Saved data entries:
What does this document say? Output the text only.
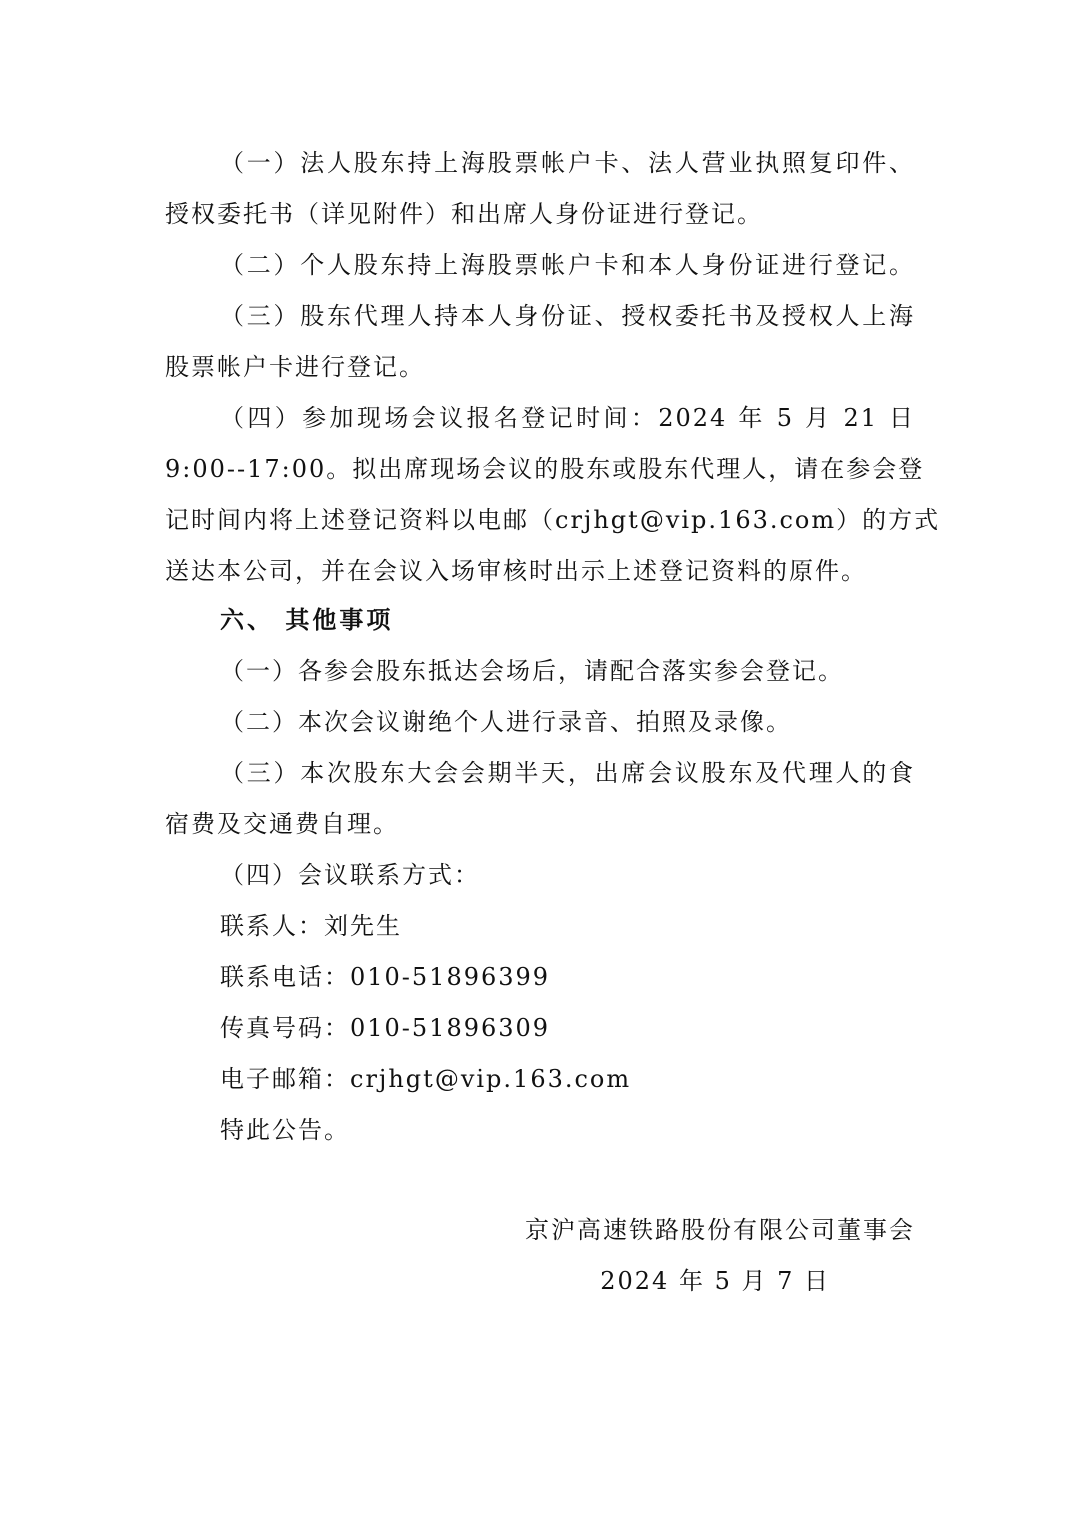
（一）法人股东持上海股票帐户卡、法人营业执照复印件、
授权委托书（详见附件）和出席人身份证进行登记。
（二）个人股东持上海股票帐户卡和本人身份证进行登记。
（三）股东代理人持本人身份证、授权委托书及授权人上海
股票帐户卡进行登记。
（四）参加现场会议报名登记时间：2024 年 5 月 21 日
9:00--17:00。拟出席现场会议的股东或股东代理人，请在参会登
记时间内将上述登记资料以电邮（crjhgt@vip.163.com）的方式
送达本公司，并在会议入场审核时出示上述登记资料的原件。
六、 其他事项
（一）各参会股东抵达会场后，请配合落实参会登记。
（二）本次会议谢绝个人进行录音、拍照及录像。
（三）本次股东大会会期半天，出席会议股东及代理人的食
宿费及交通费自理。
（四）会议联系方式：
联系人：刘先生
联系电话：010-51896399
传真号码：010-51896309
电子邮箱：crjhgt@vip.163.com
特此公告。
京沪高速铁路股份有限公司董事会
2024 年 5 月 7 日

Problem details:
All of the entries above should be copied exactly, except for the pictures.

Solution:
What does this document say? Output the text only.
（一）法人股东持上海股票帐户卡、法人营业执照复印件、
授权委托书（详见附件）和出席人身份证进行登记。
（二）个人股东持上海股票帐户卡和本人身份证进行登记。
（三）股东代理人持本人身份证、授权委托书及授权人上海
股票帐户卡进行登记。
（四）参加现场会议报名登记时间：2024 年 5 月 21 日
9:00--17:00。拟出席现场会议的股东或股东代理人，请在参会登
记时间内将上述登记资料以电邮（crjhgt@vip.163.com）的方式
送达本公司，并在会议入场审核时出示上述登记资料的原件。
六、 其他事项
（一）各参会股东抵达会场后，请配合落实参会登记。
（二）本次会议谢绝个人进行录音、拍照及录像。
（三）本次股东大会会期半天，出席会议股东及代理人的食
宿费及交通费自理。
（四）会议联系方式：
联系人：刘先生
联系电话：010-51896399
传真号码：010-51896309
电子邮箱：crjhgt@vip.163.com
特此公告。
京沪高速铁路股份有限公司董事会
2024 年 5 月 7 日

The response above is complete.